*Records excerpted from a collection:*
[start]

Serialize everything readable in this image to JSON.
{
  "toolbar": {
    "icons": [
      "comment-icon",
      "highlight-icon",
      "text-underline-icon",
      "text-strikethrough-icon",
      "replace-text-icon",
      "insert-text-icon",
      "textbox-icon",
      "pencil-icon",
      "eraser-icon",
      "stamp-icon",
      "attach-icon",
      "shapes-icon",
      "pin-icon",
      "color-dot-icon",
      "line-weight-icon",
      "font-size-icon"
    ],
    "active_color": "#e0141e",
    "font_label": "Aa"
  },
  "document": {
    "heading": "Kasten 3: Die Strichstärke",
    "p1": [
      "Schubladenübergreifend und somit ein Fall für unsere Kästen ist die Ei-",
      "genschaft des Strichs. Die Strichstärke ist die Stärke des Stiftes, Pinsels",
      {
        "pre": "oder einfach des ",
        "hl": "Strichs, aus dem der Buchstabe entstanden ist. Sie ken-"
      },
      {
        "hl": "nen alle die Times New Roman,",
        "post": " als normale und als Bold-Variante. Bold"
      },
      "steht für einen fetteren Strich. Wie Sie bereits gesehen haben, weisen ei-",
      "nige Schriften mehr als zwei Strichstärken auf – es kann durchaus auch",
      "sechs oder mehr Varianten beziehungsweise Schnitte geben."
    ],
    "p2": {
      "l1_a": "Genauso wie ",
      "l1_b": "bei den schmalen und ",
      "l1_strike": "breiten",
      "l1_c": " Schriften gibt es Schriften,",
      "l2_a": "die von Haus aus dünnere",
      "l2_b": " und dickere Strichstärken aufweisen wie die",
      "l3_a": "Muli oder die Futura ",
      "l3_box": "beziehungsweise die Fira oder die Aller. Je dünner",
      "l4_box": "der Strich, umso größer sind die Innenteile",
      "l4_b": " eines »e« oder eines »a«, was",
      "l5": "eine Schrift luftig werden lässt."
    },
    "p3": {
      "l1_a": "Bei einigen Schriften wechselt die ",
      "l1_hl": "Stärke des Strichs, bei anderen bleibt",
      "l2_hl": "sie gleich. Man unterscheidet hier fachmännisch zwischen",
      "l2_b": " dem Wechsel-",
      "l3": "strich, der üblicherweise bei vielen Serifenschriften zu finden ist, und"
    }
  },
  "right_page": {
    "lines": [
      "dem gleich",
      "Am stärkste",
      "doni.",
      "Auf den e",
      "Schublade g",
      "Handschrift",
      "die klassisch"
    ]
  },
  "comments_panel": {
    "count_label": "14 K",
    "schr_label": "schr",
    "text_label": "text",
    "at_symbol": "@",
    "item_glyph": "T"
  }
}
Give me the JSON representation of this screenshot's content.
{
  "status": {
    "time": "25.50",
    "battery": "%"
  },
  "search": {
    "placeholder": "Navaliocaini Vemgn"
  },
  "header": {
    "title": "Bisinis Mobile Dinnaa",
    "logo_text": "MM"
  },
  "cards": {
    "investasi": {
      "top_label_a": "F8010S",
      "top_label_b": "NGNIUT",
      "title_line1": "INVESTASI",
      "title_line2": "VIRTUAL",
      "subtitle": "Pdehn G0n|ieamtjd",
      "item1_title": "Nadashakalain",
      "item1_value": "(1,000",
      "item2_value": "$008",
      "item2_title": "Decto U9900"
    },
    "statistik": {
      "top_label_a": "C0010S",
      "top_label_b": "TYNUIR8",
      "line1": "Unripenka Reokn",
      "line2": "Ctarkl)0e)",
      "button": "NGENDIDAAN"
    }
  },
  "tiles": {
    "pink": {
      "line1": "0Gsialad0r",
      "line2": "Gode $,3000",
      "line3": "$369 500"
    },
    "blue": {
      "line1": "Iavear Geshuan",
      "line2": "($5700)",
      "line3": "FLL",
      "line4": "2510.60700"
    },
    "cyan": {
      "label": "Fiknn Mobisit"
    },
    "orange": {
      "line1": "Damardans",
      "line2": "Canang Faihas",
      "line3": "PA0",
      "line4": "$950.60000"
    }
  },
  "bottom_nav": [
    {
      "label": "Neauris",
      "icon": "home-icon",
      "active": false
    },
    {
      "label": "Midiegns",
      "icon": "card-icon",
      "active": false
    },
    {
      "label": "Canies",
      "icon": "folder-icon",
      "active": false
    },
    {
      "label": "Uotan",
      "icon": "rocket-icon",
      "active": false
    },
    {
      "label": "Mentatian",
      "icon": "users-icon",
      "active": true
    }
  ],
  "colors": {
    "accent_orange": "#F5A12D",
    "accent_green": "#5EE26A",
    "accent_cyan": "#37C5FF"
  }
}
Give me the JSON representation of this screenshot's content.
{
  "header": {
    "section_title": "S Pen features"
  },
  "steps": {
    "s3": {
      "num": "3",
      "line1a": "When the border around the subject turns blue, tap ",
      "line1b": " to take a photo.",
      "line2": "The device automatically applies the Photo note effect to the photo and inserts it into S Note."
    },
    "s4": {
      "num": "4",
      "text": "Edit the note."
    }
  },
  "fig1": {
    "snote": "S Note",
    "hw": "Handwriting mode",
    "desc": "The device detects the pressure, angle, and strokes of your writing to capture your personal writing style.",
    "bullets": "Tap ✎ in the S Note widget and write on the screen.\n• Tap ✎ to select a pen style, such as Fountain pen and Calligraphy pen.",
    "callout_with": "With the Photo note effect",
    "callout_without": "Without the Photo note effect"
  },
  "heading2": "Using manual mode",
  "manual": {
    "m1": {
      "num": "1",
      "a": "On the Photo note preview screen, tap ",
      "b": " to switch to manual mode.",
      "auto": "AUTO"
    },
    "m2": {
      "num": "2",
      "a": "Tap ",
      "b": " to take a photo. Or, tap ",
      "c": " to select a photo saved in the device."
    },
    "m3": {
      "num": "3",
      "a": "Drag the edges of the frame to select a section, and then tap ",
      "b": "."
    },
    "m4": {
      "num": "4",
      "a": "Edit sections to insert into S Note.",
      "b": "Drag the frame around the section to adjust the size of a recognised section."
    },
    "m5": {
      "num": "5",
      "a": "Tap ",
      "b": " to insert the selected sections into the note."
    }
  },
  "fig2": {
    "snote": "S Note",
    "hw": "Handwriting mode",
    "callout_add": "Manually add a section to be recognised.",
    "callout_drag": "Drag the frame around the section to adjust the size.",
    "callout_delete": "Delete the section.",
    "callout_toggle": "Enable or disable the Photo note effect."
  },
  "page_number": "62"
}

[end]

*Problem description:*
Of the lines above, how many contain the string "frame"? Only the number is required.

*Output for this exercise:*
3